Task instructions:
Repeat the material exactly, leaving nothing out.

--- Start of Given entries ---

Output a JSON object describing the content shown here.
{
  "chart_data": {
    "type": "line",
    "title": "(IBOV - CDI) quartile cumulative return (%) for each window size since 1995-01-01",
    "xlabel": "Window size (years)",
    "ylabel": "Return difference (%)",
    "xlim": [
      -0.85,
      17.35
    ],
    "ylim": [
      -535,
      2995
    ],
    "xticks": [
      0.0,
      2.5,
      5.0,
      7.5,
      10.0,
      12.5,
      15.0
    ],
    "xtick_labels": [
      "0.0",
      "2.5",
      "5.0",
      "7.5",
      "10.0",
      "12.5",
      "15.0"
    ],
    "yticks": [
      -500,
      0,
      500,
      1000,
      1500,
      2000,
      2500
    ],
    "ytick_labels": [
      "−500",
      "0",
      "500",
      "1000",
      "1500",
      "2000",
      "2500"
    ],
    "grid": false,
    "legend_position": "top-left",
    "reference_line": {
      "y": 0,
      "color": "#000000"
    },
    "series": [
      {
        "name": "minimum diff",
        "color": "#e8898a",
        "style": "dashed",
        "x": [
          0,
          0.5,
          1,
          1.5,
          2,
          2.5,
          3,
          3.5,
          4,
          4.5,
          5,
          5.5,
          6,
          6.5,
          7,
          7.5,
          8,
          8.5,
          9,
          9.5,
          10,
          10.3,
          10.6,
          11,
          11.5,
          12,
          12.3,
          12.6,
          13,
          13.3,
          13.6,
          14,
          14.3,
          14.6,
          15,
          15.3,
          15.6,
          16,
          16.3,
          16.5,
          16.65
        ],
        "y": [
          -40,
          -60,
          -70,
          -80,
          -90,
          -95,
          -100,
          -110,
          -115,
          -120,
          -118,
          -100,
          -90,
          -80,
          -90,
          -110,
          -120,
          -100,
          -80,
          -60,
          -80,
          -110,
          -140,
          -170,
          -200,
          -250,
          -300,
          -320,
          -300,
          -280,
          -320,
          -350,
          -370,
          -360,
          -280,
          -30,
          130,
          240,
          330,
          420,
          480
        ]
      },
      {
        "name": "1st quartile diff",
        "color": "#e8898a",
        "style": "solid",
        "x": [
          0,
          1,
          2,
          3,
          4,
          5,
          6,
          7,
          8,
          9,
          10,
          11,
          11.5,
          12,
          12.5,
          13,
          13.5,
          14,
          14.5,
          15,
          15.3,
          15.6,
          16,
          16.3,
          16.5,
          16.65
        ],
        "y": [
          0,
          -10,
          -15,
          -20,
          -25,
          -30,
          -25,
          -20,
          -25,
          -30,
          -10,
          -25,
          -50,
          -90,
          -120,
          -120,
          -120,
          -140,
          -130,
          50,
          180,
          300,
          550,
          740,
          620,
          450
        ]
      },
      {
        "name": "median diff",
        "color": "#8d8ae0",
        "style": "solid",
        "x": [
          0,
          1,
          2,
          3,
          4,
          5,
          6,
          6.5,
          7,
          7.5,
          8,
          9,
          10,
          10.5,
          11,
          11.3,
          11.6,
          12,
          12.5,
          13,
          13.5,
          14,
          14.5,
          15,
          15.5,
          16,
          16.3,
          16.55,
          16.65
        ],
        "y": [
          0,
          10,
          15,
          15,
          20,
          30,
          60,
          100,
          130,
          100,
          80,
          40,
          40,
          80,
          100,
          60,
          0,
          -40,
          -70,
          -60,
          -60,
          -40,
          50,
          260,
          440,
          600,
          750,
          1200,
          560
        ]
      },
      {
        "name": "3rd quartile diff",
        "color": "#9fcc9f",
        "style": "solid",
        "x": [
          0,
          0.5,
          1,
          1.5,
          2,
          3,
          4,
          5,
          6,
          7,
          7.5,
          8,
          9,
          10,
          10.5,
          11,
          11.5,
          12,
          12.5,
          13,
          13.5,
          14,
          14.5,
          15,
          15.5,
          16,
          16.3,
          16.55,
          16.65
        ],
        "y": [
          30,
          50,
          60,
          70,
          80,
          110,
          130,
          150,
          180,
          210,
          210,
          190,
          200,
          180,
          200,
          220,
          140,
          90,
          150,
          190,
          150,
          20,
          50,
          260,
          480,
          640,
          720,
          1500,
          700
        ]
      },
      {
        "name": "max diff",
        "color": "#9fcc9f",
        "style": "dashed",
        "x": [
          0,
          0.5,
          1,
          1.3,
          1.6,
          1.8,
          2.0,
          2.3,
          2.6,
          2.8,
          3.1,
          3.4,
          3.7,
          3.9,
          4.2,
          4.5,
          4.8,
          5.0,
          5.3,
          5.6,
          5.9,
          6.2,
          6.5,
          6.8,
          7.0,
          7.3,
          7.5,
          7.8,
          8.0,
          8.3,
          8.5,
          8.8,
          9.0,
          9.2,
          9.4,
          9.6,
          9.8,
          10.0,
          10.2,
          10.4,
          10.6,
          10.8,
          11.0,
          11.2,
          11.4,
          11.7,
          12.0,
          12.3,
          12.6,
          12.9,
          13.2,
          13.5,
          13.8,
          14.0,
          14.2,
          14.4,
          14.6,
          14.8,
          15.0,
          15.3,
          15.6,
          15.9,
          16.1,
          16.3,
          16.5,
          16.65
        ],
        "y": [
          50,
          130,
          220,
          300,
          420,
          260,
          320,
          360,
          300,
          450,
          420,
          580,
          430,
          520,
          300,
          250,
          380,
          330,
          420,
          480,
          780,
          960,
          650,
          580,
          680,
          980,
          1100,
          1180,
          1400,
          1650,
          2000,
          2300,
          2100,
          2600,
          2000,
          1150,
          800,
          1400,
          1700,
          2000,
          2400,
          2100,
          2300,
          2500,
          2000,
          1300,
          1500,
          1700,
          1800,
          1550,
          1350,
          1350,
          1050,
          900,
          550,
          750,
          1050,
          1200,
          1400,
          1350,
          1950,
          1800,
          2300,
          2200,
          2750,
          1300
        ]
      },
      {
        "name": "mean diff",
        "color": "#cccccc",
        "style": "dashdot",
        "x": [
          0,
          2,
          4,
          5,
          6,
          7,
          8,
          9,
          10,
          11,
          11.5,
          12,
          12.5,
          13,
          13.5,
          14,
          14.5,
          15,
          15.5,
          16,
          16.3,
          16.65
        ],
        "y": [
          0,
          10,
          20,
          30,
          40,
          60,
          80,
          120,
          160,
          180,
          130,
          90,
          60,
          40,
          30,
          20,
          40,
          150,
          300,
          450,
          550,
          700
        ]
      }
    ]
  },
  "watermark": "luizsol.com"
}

--- End of Given entries ---

Answer for the task:
Output a JSON object describing the content shown here.
{
  "chart_data": {
    "type": "line",
    "title": "(IBOV - CDI) quartile cumulative return (%) for each window size since 1995-01-01",
    "xlabel": "Window size (years)",
    "ylabel": "Return difference (%)",
    "xlim": [
      -0.85,
      17.35
    ],
    "ylim": [
      -535,
      2995
    ],
    "xticks": [
      0.0,
      2.5,
      5.0,
      7.5,
      10.0,
      12.5,
      15.0
    ],
    "xtick_labels": [
      "0.0",
      "2.5",
      "5.0",
      "7.5",
      "10.0",
      "12.5",
      "15.0"
    ],
    "yticks": [
      -500,
      0,
      500,
      1000,
      1500,
      2000,
      2500
    ],
    "ytick_labels": [
      "−500",
      "0",
      "500",
      "1000",
      "1500",
      "2000",
      "2500"
    ],
    "grid": false,
    "legend_position": "top-left",
    "reference_line": {
      "y": 0,
      "color": "#000000"
    },
    "series": [
      {
        "name": "minimum diff",
        "color": "#e8898a",
        "style": "dashed",
        "x": [
          0,
          0.5,
          1,
          1.5,
          2,
          2.5,
          3,
          3.5,
          4,
          4.5,
          5,
          5.5,
          6,
          6.5,
          7,
          7.5,
          8,
          8.5,
          9,
          9.5,
          10,
          10.3,
          10.6,
          11,
          11.5,
          12,
          12.3,
          12.6,
          13,
          13.3,
          13.6,
          14,
          14.3,
          14.6,
          15,
          15.3,
          15.6,
          16,
          16.3,
          16.5,
          16.65
        ],
        "y": [
          -40,
          -60,
          -70,
          -80,
          -90,
          -95,
          -100,
          -110,
          -115,
          -120,
          -118,
          -100,
          -90,
          -80,
          -90,
          -110,
          -120,
          -100,
          -80,
          -60,
          -80,
          -110,
          -140,
          -170,
          -200,
          -250,
          -300,
          -320,
          -300,
          -280,
          -320,
          -350,
          -370,
          -360,
          -280,
          -30,
          130,
          240,
          330,
          420,
          480
        ]
      },
      {
        "name": "1st quartile diff",
        "color": "#e8898a",
        "style": "solid",
        "x": [
          0,
          1,
          2,
          3,
          4,
          5,
          6,
          7,
          8,
          9,
          10,
          11,
          11.5,
          12,
          12.5,
          13,
          13.5,
          14,
          14.5,
          15,
          15.3,
          15.6,
          16,
          16.3,
          16.5,
          16.65
        ],
        "y": [
          0,
          -10,
          -15,
          -20,
          -25,
          -30,
          -25,
          -20,
          -25,
          -30,
          -10,
          -25,
          -50,
          -90,
          -120,
          -120,
          -120,
          -140,
          -130,
          50,
          180,
          300,
          550,
          740,
          620,
          450
        ]
      },
      {
        "name": "median diff",
        "color": "#8d8ae0",
        "style": "solid",
        "x": [
          0,
          1,
          2,
          3,
          4,
          5,
          6,
          6.5,
          7,
          7.5,
          8,
          9,
          10,
          10.5,
          11,
          11.3,
          11.6,
          12,
          12.5,
          13,
          13.5,
          14,
          14.5,
          15,
          15.5,
          16,
          16.3,
          16.55,
          16.65
        ],
        "y": [
          0,
          10,
          15,
          15,
          20,
          30,
          60,
          100,
          130,
          100,
          80,
          40,
          40,
          80,
          100,
          60,
          0,
          -40,
          -70,
          -60,
          -60,
          -40,
          50,
          260,
          440,
          600,
          750,
          1200,
          560
        ]
      },
      {
        "name": "3rd quartile diff",
        "color": "#9fcc9f",
        "style": "solid",
        "x": [
          0,
          0.5,
          1,
          1.5,
          2,
          3,
          4,
          5,
          6,
          7,
          7.5,
          8,
          9,
          10,
          10.5,
          11,
          11.5,
          12,
          12.5,
          13,
          13.5,
          14,
          14.5,
          15,
          15.5,
          16,
          16.3,
          16.55,
          16.65
        ],
        "y": [
          30,
          50,
          60,
          70,
          80,
          110,
          130,
          150,
          180,
          210,
          210,
          190,
          200,
          180,
          200,
          220,
          140,
          90,
          150,
          190,
          150,
          20,
          50,
          260,
          480,
          640,
          720,
          1500,
          700
        ]
      },
      {
        "name": "max diff",
        "color": "#9fcc9f",
        "style": "dashed",
        "x": [
          0,
          0.5,
          1,
          1.3,
          1.6,
          1.8,
          2.0,
          2.3,
          2.6,
          2.8,
          3.1,
          3.4,
          3.7,
          3.9,
          4.2,
          4.5,
          4.8,
          5.0,
          5.3,
          5.6,
          5.9,
          6.2,
          6.5,
          6.8,
          7.0,
          7.3,
          7.5,
          7.8,
          8.0,
          8.3,
          8.5,
          8.8,
          9.0,
          9.2,
          9.4,
          9.6,
          9.8,
          10.0,
          10.2,
          10.4,
          10.6,
          10.8,
          11.0,
          11.2,
          11.4,
          11.7,
          12.0,
          12.3,
          12.6,
          12.9,
          13.2,
          13.5,
          13.8,
          14.0,
          14.2,
          14.4,
          14.6,
          14.8,
          15.0,
          15.3,
          15.6,
          15.9,
          16.1,
          16.3,
          16.5,
          16.65
        ],
        "y": [
          50,
          130,
          220,
          300,
          420,
          260,
          320,
          360,
          300,
          450,
          420,
          580,
          430,
          520,
          300,
          250,
          380,
          330,
          420,
          480,
          780,
          960,
          650,
          580,
          680,
          980,
          1100,
          1180,
          1400,
          1650,
          2000,
          2300,
          2100,
          2600,
          2000,
          1150,
          800,
          1400,
          1700,
          2000,
          2400,
          2100,
          2300,
          2500,
          2000,
          1300,
          1500,
          1700,
          1800,
          1550,
          1350,
          1350,
          1050,
          900,
          550,
          750,
          1050,
          1200,
          1400,
          1350,
          1950,
          1800,
          2300,
          2200,
          2750,
          1300
        ]
      },
      {
        "name": "mean diff",
        "color": "#cccccc",
        "style": "dashdot",
        "x": [
          0,
          2,
          4,
          5,
          6,
          7,
          8,
          9,
          10,
          11,
          11.5,
          12,
          12.5,
          13,
          13.5,
          14,
          14.5,
          15,
          15.5,
          16,
          16.3,
          16.65
        ],
        "y": [
          0,
          10,
          20,
          30,
          40,
          60,
          80,
          120,
          160,
          180,
          130,
          90,
          60,
          40,
          30,
          20,
          40,
          150,
          300,
          450,
          550,
          700
        ]
      }
    ]
  },
  "watermark": "luizsol.com"
}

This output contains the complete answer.